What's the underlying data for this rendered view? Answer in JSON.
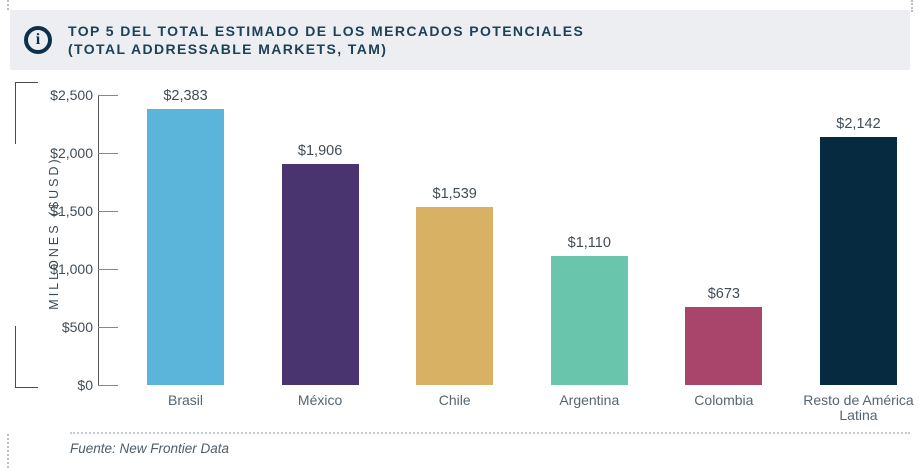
{
  "header": {
    "icon": "info-icon",
    "icon_glyph": "i",
    "title_line1": "TOP 5 DEL TOTAL ESTIMADO DE LOS MERCADOS POTENCIALES",
    "title_line2": "(TOTAL ADDRESSABLE MARKETS, TAM)"
  },
  "chart_data": {
    "type": "bar",
    "title": "TOP 5 DEL TOTAL ESTIMADO DE LOS MERCADOS POTENCIALES (TOTAL ADDRESSABLE MARKETS, TAM)",
    "ylabel": "MILLONES ($USD)",
    "xlabel": "",
    "ylim": [
      0,
      2500
    ],
    "ytick_labels": [
      "$2,500",
      "$2,000",
      "$1,500",
      "$1,000",
      "$500",
      "$0"
    ],
    "ytick_values": [
      2500,
      2000,
      1500,
      1000,
      500,
      0
    ],
    "categories": [
      "Brasil",
      "México",
      "Chile",
      "Argentina",
      "Colombia",
      "Resto de América Latina"
    ],
    "values": [
      2383,
      1906,
      1539,
      1110,
      673,
      2142
    ],
    "value_labels": [
      "$2,383",
      "$1,906",
      "$1,539",
      "$1,110",
      "$673",
      "$2,142"
    ],
    "bar_colors": [
      "#5BB4D9",
      "#4A3470",
      "#D8B165",
      "#6AC5AD",
      "#A9446B",
      "#062A40"
    ],
    "grid": false,
    "legend": "none"
  },
  "footer": {
    "source": "Fuente: New Frontier Data"
  }
}
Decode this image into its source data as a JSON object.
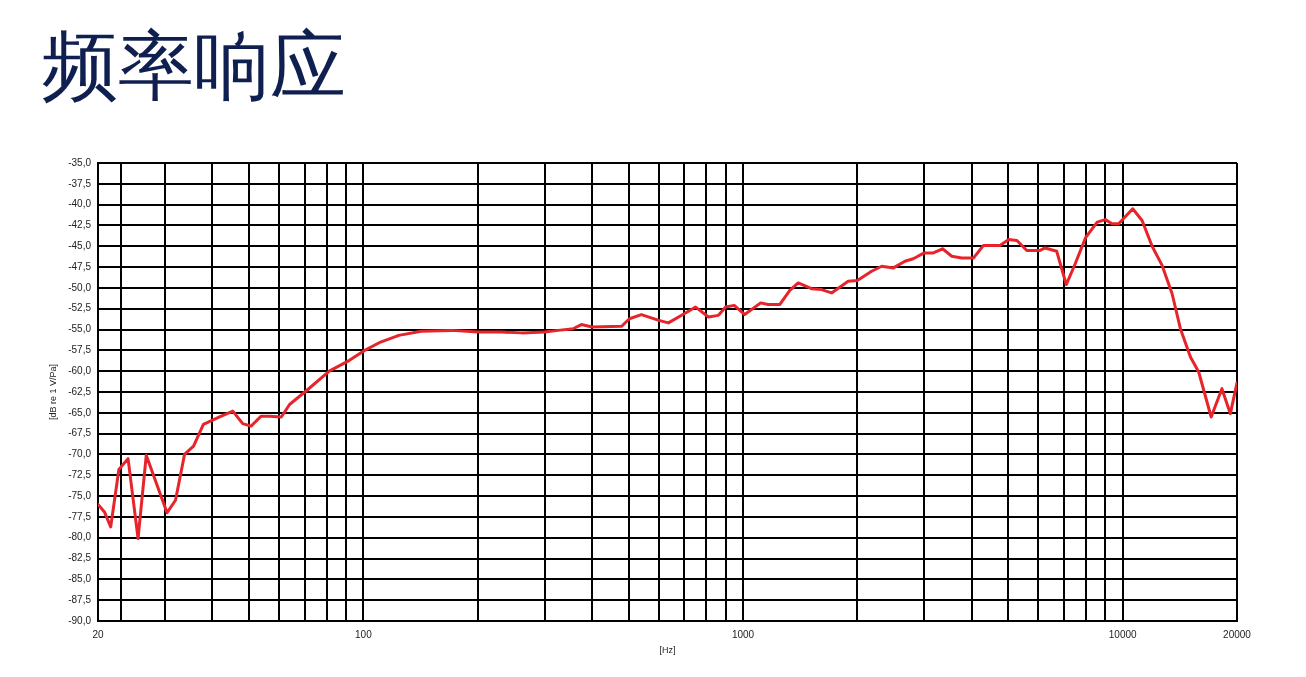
{
  "chart_data": {
    "type": "line",
    "title": "频率响应",
    "xlabel": "[Hz]",
    "ylabel": "[dB re 1 V/Pa]",
    "log": "x",
    "grid": true,
    "marker": "none",
    "line_style": "solid",
    "x": [
      20,
      20.8,
      21.6,
      22.7,
      24.0,
      25.5,
      26.8,
      30.4,
      32.0,
      33.8,
      35.7,
      37.9,
      41.8,
      45.3,
      48.1,
      50.6,
      53.8,
      56.6,
      60.8,
      63.9,
      71.4,
      81.3,
      91.9,
      100,
      111,
      124,
      142,
      171,
      200,
      231,
      261,
      300,
      326,
      357,
      375,
      400,
      479,
      502,
      540,
      600,
      636,
      700,
      750,
      811,
      860,
      900,
      948,
      1010,
      1113,
      1164,
      1249,
      1328,
      1397,
      1515,
      1610,
      1711,
      1892,
      2000,
      2181,
      2319,
      2489,
      2670,
      2808,
      3000,
      3172,
      3352,
      3546,
      3765,
      4048,
      4298,
      4753,
      5000,
      5264,
      5591,
      6060,
      6245,
      6701,
      7102,
      7497,
      7976,
      8566,
      8999,
      9373,
      9760,
      10626,
      11247,
      11954,
      12700,
      13493,
      14190,
      15080,
      15855,
      17100,
      18250,
      19210,
      20000
    ],
    "series": [
      {
        "color": "#e8242b",
        "values": [
          -76.0,
          -76.9,
          -78.7,
          -71.8,
          -70.5,
          -80.1,
          -70.1,
          -77.0,
          -75.5,
          -70.0,
          -69.0,
          -66.4,
          -65.5,
          -64.8,
          -66.3,
          -66.6,
          -65.4,
          -65.4,
          -65.5,
          -64.0,
          -62.2,
          -60.0,
          -58.7,
          -57.6,
          -56.5,
          -55.7,
          -55.2,
          -55.1,
          -55.3,
          -55.3,
          -55.4,
          -55.3,
          -55.1,
          -54.9,
          -54.4,
          -54.7,
          -54.6,
          -53.7,
          -53.2,
          -53.9,
          -54.2,
          -53.1,
          -52.3,
          -53.5,
          -53.3,
          -52.3,
          -52.1,
          -53.2,
          -51.8,
          -52.0,
          -52.0,
          -50.3,
          -49.4,
          -50.1,
          -50.2,
          -50.6,
          -49.2,
          -49.1,
          -48.0,
          -47.4,
          -47.6,
          -46.8,
          -46.5,
          -45.8,
          -45.8,
          -45.3,
          -46.2,
          -46.4,
          -46.4,
          -44.9,
          -44.9,
          -44.2,
          -44.3,
          -45.5,
          -45.5,
          -45.2,
          -45.6,
          -49.6,
          -47.1,
          -44.0,
          -42.1,
          -41.8,
          -42.3,
          -42.3,
          -40.5,
          -41.9,
          -45.0,
          -47.3,
          -50.7,
          -54.9,
          -58.3,
          -60.1,
          -65.5,
          -62.1,
          -65.1,
          -61.4
        ]
      }
    ],
    "xlim": [
      20,
      20000
    ],
    "xticks": [
      20,
      {
        "value": 23,
        "label": null
      },
      {
        "value": 30,
        "label": null
      },
      {
        "value": 40,
        "label": null
      },
      {
        "value": 50,
        "label": null
      },
      {
        "value": 60,
        "label": null
      },
      {
        "value": 70,
        "label": null
      },
      {
        "value": 80,
        "label": null
      },
      {
        "value": 90,
        "label": null
      },
      100,
      {
        "value": 200,
        "label": null
      },
      {
        "value": 300,
        "label": null
      },
      {
        "value": 400,
        "label": null
      },
      {
        "value": 500,
        "label": null
      },
      {
        "value": 600,
        "label": null
      },
      {
        "value": 700,
        "label": null
      },
      {
        "value": 800,
        "label": null
      },
      {
        "value": 900,
        "label": null
      },
      1000,
      {
        "value": 2000,
        "label": null
      },
      {
        "value": 3000,
        "label": null
      },
      {
        "value": 4000,
        "label": null
      },
      {
        "value": 5000,
        "label": null
      },
      {
        "value": 6000,
        "label": null
      },
      {
        "value": 7000,
        "label": null
      },
      {
        "value": 8000,
        "label": null
      },
      {
        "value": 9000,
        "label": null
      },
      10000,
      20000
    ],
    "ylim": [
      -90,
      -35
    ],
    "yticks": [
      {
        "value": -90,
        "label": "-90,0"
      },
      {
        "value": -87.5,
        "label": "-87,5"
      },
      {
        "value": -85,
        "label": "-85,0"
      },
      {
        "value": -82.5,
        "label": "-82,5"
      },
      {
        "value": -80,
        "label": "-80,0"
      },
      {
        "value": -77.5,
        "label": "-77,5"
      },
      {
        "value": -75,
        "label": "-75,0"
      },
      {
        "value": -72.5,
        "label": "-72,5"
      },
      {
        "value": -70,
        "label": "-70,0"
      },
      {
        "value": -67.5,
        "label": "-67,5"
      },
      {
        "value": -65,
        "label": "-65,0"
      },
      {
        "value": -62.5,
        "label": "-62,5"
      },
      {
        "value": -60,
        "label": "-60,0"
      },
      {
        "value": -57.5,
        "label": "-57,5"
      },
      {
        "value": -55,
        "label": "-55,0"
      },
      {
        "value": -52.5,
        "label": "-52,5"
      },
      {
        "value": -50,
        "label": "-50,0"
      },
      {
        "value": -47.5,
        "label": "-47,5"
      },
      {
        "value": -45,
        "label": "-45,0"
      },
      {
        "value": -42.5,
        "label": "-42,5"
      },
      {
        "value": -40,
        "label": "-40,0"
      },
      {
        "value": -37.5,
        "label": "-37,5"
      },
      {
        "value": -35,
        "label": "-35,0"
      }
    ]
  }
}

* * * * * * * * *

Tell how many lines hold the string "TOTAL", giving the number and nothing else.

3